Search the entries for the word "materials" and pull out each line that has it.

(Data records)
=====

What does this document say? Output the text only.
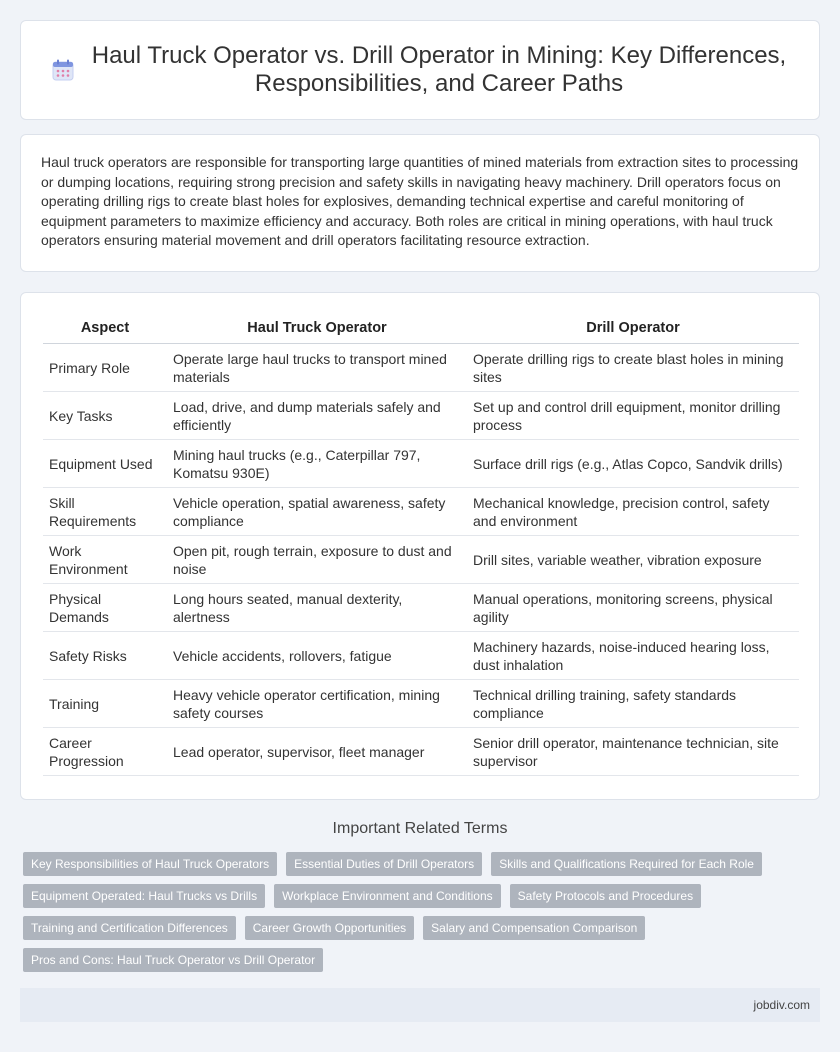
Haul Truck Operator vs. Drill Operator in Mining: Key Differences, Responsibilities, and Career Paths

Haul truck operators are responsible for transporting large quantities of mined materials from extraction sites to processing or dumping locations, requiring strong precision and safety skills in navigating heavy machinery. Drill operators focus on operating drilling rigs to create blast holes for explosives, demanding technical expertise and careful monitoring of equipment parameters to maximize efficiency and accuracy. Both roles are critical in mining operations, with haul truck operators ensuring material movement and drill operators facilitating resource extraction.

Aspect	Haul Truck Operator	Drill Operator
Primary Role	Operate large haul trucks to transport mined materials	Operate drilling rigs to create blast holes in mining sites
Key Tasks	Load, drive, and dump materials safely and efficiently	Set up and control drill equipment, monitor drilling process
Equipment Used	Mining haul trucks (e.g., Caterpillar 797, Komatsu 930E)	Surface drill rigs (e.g., Atlas Copco, Sandvik drills)
Skill Requirements	Vehicle operation, spatial awareness, safety compliance	Mechanical knowledge, precision control, safety and environment
Work Environment	Open pit, rough terrain, exposure to dust and noise	Drill sites, variable weather, vibration exposure
Physical Demands	Long hours seated, manual dexterity, alertness	Manual operations, monitoring screens, physical agility
Safety Risks	Vehicle accidents, rollovers, fatigue	Machinery hazards, noise-induced hearing loss, dust inhalation
Training	Heavy vehicle operator certification, mining safety courses	Technical drilling training, safety standards compliance
Career Progression	Lead operator, supervisor, fleet manager	Senior drill operator, maintenance technician, site supervisor
Important Related Terms
Key Responsibilities of Haul Truck Operators	Essential Duties of Drill Operators	Skills and Qualifications Required for Each Role
Equipment Operated: Haul Trucks vs Drills	Workplace Environment and Conditions	Safety Protocols and Procedures
Training and Certification Differences	Career Growth Opportunities	Salary and Compensation Comparison
Pros and Cons: Haul Truck Operator vs Drill Operator
jobdiv.com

=====

[Answer to this problem]
Haul truck operators are responsible for transporting large quantities of mined materials from extraction sites to processing or dumping locations, requiring strong precision and safety skills in navigating heavy machinery. Drill operators focus on operating drilling rigs to create blast holes for explosives, demanding technical expertise and careful monitoring of equipment parameters to maximize efficiency and accuracy. Both roles are critical in mining operations, with haul truck operators ensuring material movement and drill operators facilitating resource extraction.
Primary Role	Operate large haul trucks to transport mined materials	Operate drilling rigs to create blast holes in mining sites
Key Tasks	Load, drive, and dump materials safely and efficiently	Set up and control drill equipment, monitor drilling process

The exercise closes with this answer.